* **What the task asks**
Using the entries that follow, collect the lines where the word "durch" appears.

>> begin Material provided

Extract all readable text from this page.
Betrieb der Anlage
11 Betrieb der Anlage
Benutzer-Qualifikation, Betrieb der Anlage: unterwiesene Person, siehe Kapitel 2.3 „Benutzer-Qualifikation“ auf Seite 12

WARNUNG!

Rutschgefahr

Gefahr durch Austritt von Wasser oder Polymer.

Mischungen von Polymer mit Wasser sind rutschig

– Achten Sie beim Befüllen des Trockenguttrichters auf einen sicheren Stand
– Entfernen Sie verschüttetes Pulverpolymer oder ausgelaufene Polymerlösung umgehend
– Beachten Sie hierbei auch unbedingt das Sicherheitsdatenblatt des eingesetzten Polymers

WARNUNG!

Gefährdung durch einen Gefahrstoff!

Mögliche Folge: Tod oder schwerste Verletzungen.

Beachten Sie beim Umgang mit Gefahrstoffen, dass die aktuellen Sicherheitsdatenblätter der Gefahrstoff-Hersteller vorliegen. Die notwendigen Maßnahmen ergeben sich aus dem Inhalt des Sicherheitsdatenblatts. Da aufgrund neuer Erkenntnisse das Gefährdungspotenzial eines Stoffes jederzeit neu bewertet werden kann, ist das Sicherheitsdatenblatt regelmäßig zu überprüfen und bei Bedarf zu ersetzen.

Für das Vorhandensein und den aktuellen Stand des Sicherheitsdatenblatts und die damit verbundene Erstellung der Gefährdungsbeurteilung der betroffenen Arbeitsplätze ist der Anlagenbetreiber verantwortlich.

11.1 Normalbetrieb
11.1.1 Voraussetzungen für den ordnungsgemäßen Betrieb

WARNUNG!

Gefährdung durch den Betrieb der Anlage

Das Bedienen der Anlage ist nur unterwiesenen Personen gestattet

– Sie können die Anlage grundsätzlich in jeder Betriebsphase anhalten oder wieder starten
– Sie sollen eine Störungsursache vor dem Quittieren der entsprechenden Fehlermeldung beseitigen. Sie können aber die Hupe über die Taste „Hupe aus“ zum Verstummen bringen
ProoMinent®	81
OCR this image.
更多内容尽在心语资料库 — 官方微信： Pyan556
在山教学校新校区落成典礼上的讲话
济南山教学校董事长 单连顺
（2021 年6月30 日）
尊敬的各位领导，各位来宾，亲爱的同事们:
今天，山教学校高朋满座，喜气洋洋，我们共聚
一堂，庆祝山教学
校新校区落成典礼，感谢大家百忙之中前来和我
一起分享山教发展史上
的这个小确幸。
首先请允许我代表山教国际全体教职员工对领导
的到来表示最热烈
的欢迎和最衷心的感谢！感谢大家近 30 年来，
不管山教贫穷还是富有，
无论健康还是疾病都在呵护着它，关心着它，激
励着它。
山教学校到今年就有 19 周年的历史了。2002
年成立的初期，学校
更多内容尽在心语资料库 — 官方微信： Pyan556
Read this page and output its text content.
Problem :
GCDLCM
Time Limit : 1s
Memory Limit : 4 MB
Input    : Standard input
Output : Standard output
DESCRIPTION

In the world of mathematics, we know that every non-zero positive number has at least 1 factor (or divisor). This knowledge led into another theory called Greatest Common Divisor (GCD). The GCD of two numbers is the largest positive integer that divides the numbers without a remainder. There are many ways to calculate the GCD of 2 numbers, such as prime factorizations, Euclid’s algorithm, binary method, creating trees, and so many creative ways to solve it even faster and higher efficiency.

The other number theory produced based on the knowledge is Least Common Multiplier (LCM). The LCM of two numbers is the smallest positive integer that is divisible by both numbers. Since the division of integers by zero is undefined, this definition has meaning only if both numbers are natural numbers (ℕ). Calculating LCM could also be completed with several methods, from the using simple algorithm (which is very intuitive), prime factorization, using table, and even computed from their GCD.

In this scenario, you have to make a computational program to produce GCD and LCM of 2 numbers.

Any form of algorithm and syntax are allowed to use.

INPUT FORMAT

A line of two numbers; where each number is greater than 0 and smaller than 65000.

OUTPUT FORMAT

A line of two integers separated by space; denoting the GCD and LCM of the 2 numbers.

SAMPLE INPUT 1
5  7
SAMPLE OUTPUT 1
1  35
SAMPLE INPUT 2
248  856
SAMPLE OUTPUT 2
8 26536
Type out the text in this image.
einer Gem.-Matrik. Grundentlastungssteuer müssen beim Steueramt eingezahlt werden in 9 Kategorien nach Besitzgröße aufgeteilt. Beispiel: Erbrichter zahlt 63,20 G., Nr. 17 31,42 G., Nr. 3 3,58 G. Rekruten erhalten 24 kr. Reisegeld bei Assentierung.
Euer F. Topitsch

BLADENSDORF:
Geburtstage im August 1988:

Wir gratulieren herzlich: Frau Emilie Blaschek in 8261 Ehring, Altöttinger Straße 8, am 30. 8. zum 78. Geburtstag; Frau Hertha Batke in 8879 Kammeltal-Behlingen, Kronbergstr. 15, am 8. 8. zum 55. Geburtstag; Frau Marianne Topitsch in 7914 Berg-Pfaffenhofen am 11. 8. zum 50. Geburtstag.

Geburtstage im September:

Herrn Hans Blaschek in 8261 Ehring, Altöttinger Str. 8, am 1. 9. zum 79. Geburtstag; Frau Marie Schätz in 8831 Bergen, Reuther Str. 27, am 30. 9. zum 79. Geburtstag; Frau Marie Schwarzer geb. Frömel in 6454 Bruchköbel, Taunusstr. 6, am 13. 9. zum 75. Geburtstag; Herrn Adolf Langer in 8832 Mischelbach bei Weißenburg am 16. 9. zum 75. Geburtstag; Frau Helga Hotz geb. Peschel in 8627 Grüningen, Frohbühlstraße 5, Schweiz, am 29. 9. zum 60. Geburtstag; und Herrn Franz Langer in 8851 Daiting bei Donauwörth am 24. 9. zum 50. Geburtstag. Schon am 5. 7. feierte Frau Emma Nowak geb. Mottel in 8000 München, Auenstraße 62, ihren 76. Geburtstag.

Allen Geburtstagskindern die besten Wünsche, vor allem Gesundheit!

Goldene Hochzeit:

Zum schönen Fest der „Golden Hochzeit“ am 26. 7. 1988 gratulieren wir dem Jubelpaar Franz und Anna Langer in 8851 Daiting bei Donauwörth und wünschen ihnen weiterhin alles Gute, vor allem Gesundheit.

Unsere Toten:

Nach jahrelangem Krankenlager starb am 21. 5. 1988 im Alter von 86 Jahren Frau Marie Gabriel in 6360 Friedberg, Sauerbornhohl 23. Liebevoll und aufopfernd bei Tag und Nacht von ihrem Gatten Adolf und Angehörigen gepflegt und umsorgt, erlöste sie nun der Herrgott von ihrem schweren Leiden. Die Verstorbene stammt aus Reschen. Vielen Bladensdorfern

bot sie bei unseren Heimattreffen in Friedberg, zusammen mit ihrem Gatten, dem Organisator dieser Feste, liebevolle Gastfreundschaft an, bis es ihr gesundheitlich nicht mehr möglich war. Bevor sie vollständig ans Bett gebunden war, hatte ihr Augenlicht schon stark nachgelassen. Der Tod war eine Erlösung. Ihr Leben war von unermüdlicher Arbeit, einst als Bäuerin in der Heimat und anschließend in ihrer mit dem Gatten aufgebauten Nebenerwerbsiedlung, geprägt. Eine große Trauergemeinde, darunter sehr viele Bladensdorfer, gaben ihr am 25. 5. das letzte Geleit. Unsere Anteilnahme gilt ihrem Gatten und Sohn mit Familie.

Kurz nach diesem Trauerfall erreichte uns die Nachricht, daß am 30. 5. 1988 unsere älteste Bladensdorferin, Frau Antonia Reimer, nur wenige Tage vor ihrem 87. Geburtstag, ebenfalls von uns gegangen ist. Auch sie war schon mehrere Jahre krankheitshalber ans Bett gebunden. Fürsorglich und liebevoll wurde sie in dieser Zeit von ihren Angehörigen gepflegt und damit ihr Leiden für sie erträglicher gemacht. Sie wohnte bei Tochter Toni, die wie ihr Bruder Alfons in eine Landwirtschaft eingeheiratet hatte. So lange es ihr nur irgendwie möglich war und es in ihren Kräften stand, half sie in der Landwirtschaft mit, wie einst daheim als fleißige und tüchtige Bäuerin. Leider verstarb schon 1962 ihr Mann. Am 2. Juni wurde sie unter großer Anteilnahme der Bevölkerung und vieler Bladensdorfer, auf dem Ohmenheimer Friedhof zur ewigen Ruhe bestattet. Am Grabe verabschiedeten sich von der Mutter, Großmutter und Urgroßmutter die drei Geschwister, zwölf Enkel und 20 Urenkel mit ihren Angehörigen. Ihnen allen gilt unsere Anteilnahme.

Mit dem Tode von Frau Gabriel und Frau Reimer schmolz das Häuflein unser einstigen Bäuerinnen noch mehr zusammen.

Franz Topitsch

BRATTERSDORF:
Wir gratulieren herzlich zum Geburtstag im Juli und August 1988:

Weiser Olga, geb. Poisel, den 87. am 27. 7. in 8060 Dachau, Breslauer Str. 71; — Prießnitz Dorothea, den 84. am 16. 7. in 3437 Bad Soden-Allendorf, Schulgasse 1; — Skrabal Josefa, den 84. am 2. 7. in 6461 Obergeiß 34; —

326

>> end Material provided

* **Complete response**
Gefahr durch Austritt von Wasser oder Polymer.
Gefährdung durch einen Gefahrstoff!
Gefährdung durch den Betrieb der Anlage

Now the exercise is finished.